Exercise instructions: Look below and pull out each line with the word "военныхъ".

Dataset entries

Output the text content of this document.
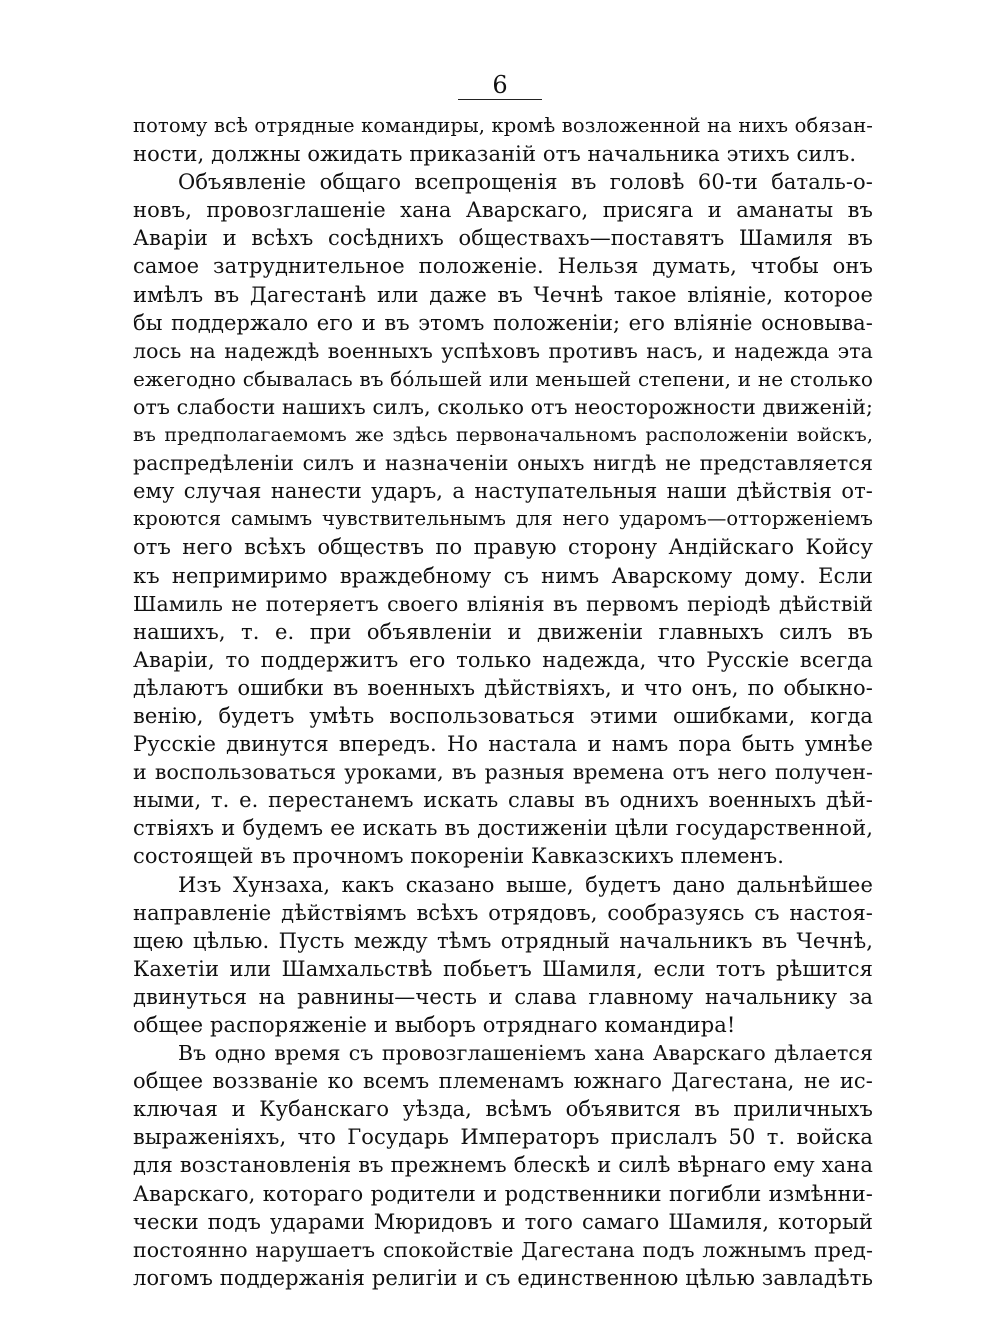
6
потому всѣ отрядные командиры, кромѣ возложенной на нихъ обязан-
ности, должны ожидать приказаній отъ начальника этихъ силъ.
Объявленіе общаго всепрощенія въ головѣ 60-ти баталь-о-
новъ, провозглашеніе хана Аварскаго, присяга и аманаты въ
Аваріи и всѣхъ сосѣднихъ обществахъ—поставятъ Шамиля въ
самое затруднительное положеніе. Нельзя думать, чтобы онъ
имѣлъ въ Дагестанѣ или даже въ Чечнѣ такое вліяніе, которое
бы поддержало его и въ этомъ положеніи; его вліяніе основыва-
лось на надеждѣ военныхъ успѣховъ противъ насъ, и надежда эта
ежегодно сбывалась въ бóльшей или меньшей степени, и не столько
отъ слабости нашихъ силъ, сколько отъ неосторожности движеній;
въ предполагаемомъ же здѣсь первоначальномъ расположеніи войскъ,
распредѣленіи силъ и назначеніи оныхъ нигдѣ не представляется
ему случая нанести ударъ, а наступательныя наши дѣйствія от-
кроются самымъ чувствительнымъ для него ударомъ—отторженіемъ
отъ него всѣхъ обществъ по правую сторону Андійскаго Койсу
къ непримиримо враждебному съ нимъ Аварскому дому. Если
Шамиль не потеряетъ своего вліянія въ первомъ періодѣ дѣйствій
нашихъ, т. е. при объявленіи и движеніи главныхъ силъ въ
Аваріи, то поддержитъ его только надежда, что Русскіе всегда
дѣлаютъ ошибки въ военныхъ дѣйствіяхъ, и что онъ, по обыкно-
венію, будетъ умѣть воспользоваться этими ошибками, когда
Русскіе двинутся впередъ. Но настала и намъ пора быть умнѣе
и воспользоваться уроками, въ разныя времена отъ него получен-
ными, т. е. перестанемъ искать славы въ однихъ военныхъ дѣй-
ствіяхъ и будемъ ее искать въ достиженіи цѣли государственной,
состоящей въ прочномъ покореніи Кавказскихъ племенъ.
Изъ Хунзаха, какъ сказано выше, будетъ дано дальнѣйшее
направленіе дѣйствіямъ всѣхъ отрядовъ, сообразуясь съ настоя-
щею цѣлью. Пусть между тѣмъ отрядный начальникъ въ Чечнѣ,
Кахетіи или Шамхальствѣ побьетъ Шамиля, если тотъ рѣшится
двинуться на равнины—честь и слава главному начальнику за
общее распоряженіе и выборъ отряднаго командира!
Въ одно время съ провозглашеніемъ хана Аварскаго дѣлается
общее воззваніе ко всемъ племенамъ южнаго Дагестана, не ис-
ключая и Кубанскаго уѣзда, всѣмъ объявится въ приличныхъ
выраженіяхъ, что Государь Императоръ прислалъ 50 т. войска
для возстановленія въ прежнемъ блескѣ и силѣ вѣрнаго ему хана
Аварскаго, котораго родители и родственники погибли измѣнни-
чески подъ ударами Мюридовъ и того самаго Шамиля, который
постоянно нарушаетъ спокойствіе Дагестана подъ ложнымъ пред-
логомъ поддержанія религіи и съ единственною цѣлью завладѣть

Reply:
лось на надеждѣ военныхъ успѣховъ противъ насъ, и надежда эта
дѣлаютъ ошибки въ военныхъ дѣйствіяхъ, и что онъ, по обыкно-
ными, т. е. перестанемъ искать славы въ однихъ военныхъ дѣй-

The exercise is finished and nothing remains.